- [THE REQUEST]:
Search the data for the word "Science" and copy every line that contains it.

- [GIVEN RECORDS]:
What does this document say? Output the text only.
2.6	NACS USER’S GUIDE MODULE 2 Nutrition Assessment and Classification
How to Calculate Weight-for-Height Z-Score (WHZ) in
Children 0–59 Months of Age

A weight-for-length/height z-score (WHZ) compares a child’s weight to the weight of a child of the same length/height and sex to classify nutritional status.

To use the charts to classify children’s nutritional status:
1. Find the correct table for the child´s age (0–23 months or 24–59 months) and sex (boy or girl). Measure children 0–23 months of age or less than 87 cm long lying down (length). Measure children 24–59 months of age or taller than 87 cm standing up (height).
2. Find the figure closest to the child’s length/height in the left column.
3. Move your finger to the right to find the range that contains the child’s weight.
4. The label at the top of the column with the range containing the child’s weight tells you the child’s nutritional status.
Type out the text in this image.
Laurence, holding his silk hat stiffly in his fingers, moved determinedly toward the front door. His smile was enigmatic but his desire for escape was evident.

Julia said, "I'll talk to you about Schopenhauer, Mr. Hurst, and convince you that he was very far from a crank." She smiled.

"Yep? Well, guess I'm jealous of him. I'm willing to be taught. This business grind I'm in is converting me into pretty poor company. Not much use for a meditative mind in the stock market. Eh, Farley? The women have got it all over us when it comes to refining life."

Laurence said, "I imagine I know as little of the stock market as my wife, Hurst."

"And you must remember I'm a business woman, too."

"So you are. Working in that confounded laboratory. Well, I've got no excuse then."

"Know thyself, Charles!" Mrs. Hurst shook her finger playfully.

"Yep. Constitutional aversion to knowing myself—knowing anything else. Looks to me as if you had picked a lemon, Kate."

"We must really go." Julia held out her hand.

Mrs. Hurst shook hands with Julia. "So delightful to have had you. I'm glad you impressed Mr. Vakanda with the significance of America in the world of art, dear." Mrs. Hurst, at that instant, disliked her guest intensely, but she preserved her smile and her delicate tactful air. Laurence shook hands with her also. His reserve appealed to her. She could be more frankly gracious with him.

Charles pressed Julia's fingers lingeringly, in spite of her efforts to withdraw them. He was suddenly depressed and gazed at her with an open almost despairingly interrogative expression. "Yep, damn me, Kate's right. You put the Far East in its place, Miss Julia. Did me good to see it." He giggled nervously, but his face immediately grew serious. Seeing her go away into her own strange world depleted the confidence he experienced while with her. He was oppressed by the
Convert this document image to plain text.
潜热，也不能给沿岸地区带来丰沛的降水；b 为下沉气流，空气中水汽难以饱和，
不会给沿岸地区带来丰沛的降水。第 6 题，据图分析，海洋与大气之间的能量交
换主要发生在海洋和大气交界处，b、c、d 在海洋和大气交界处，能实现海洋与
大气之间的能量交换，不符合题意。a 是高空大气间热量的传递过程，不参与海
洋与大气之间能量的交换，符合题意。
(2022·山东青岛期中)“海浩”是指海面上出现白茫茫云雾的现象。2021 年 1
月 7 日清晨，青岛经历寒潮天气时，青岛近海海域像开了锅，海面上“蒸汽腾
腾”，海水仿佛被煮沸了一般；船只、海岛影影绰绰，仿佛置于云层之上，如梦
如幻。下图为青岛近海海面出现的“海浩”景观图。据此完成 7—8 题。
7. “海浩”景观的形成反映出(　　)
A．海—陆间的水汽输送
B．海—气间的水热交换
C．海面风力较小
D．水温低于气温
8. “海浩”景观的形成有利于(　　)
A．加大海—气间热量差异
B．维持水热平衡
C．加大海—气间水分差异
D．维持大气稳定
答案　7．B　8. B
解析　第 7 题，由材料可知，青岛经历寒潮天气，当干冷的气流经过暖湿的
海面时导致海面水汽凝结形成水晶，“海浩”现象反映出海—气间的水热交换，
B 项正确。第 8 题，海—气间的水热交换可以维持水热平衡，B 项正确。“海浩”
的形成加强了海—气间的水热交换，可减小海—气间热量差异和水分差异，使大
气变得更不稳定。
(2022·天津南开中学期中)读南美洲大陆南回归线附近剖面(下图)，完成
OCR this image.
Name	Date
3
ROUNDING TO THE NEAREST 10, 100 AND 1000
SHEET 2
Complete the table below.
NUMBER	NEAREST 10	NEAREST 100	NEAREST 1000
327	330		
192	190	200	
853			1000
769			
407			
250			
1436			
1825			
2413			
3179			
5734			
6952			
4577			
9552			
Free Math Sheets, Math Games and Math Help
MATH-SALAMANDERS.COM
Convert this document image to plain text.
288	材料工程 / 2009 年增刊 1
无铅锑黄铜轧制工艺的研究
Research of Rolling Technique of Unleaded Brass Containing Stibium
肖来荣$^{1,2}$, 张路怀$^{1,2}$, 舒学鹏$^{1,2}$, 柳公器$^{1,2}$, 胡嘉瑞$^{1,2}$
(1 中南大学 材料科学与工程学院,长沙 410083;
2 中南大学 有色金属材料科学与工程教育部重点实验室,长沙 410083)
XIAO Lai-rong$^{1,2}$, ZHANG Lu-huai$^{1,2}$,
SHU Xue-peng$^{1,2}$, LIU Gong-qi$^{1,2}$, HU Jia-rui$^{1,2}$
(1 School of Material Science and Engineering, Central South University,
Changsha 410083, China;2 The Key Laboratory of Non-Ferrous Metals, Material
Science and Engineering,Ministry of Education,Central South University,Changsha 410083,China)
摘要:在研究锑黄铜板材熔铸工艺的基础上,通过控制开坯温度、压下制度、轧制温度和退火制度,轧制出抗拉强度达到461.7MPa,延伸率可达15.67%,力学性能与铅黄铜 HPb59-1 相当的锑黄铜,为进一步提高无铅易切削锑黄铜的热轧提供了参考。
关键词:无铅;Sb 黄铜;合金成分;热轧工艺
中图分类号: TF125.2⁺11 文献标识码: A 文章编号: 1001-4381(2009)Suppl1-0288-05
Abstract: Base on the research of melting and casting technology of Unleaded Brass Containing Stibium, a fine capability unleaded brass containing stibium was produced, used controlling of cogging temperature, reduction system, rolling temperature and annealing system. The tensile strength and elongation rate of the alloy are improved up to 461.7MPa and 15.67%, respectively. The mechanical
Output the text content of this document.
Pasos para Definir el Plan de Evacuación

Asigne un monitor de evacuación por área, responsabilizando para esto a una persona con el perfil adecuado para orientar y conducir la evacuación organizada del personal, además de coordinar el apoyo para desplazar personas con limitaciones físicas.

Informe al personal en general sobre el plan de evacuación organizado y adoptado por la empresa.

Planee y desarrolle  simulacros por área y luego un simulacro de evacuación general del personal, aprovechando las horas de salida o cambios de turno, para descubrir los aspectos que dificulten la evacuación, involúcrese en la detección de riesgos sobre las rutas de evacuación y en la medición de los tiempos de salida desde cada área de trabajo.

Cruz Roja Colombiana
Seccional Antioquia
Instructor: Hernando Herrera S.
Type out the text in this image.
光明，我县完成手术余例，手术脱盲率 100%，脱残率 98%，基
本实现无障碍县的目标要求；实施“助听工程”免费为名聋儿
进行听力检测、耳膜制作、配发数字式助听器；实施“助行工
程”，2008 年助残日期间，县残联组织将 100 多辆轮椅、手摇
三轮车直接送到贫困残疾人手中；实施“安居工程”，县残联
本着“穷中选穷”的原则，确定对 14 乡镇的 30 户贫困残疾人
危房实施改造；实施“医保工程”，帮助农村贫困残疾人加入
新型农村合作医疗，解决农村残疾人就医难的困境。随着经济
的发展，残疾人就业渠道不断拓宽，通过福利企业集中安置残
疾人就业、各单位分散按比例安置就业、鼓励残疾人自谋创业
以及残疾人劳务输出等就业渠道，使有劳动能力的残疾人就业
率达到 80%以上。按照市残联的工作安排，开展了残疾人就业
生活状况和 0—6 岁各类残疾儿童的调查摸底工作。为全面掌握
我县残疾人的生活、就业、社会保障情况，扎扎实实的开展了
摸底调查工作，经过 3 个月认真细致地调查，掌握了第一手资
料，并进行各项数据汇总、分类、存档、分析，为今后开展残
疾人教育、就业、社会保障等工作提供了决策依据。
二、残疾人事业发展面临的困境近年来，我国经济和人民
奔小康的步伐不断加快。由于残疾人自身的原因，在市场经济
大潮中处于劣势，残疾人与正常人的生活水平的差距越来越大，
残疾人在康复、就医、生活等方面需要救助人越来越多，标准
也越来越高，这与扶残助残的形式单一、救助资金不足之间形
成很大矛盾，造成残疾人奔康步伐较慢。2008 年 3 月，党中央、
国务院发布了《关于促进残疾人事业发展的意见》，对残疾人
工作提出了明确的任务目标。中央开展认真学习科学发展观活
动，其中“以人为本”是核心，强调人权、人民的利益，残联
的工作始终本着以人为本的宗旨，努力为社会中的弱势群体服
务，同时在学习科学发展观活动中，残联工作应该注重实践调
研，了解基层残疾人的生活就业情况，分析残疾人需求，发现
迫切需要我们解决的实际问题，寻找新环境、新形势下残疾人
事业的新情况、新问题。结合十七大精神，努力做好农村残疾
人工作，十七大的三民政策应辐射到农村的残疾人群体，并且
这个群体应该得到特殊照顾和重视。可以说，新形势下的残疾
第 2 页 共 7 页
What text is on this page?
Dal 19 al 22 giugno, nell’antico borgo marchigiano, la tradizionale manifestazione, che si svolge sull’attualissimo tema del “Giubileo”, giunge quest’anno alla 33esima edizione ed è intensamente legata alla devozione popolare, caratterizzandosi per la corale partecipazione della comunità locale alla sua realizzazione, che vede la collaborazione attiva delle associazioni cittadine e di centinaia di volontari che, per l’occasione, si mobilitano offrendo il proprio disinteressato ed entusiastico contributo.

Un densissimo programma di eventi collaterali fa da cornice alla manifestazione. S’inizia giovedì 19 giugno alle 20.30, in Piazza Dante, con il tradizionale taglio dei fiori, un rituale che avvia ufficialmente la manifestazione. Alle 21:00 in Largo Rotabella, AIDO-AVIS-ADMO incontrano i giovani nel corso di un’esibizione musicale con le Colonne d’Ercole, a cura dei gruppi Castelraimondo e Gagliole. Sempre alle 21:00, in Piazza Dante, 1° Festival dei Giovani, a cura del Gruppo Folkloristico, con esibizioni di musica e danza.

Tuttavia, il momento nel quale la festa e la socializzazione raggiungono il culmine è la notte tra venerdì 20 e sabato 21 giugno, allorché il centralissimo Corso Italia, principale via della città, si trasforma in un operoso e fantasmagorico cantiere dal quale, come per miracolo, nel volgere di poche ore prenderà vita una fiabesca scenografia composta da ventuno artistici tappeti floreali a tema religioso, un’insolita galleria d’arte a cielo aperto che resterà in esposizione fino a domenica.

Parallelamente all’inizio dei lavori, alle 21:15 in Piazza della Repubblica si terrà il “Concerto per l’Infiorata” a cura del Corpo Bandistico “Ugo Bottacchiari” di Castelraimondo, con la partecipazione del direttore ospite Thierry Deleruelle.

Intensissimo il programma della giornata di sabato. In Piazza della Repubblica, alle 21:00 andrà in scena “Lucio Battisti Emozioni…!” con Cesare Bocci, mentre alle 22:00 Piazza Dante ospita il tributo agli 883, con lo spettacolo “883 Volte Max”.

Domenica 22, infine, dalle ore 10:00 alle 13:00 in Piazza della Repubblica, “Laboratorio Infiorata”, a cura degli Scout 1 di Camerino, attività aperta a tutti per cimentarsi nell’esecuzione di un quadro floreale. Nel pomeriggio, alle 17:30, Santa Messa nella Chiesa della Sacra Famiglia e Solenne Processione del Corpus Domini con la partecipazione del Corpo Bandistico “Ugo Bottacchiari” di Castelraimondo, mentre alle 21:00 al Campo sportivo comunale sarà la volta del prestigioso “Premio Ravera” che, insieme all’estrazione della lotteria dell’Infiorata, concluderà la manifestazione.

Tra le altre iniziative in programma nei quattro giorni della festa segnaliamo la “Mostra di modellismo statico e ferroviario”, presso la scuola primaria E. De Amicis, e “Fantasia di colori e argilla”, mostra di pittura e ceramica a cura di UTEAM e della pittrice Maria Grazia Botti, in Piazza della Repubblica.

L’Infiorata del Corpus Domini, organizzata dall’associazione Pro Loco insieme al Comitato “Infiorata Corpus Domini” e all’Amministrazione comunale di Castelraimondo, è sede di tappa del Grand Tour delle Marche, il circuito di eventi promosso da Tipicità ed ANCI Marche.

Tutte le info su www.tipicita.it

- [FULL ANSWER]:
(1 School of Material Science and Engineering, Central South University,
Science and Engineering,Ministry of Education,Central South University,Changsha 410083,China)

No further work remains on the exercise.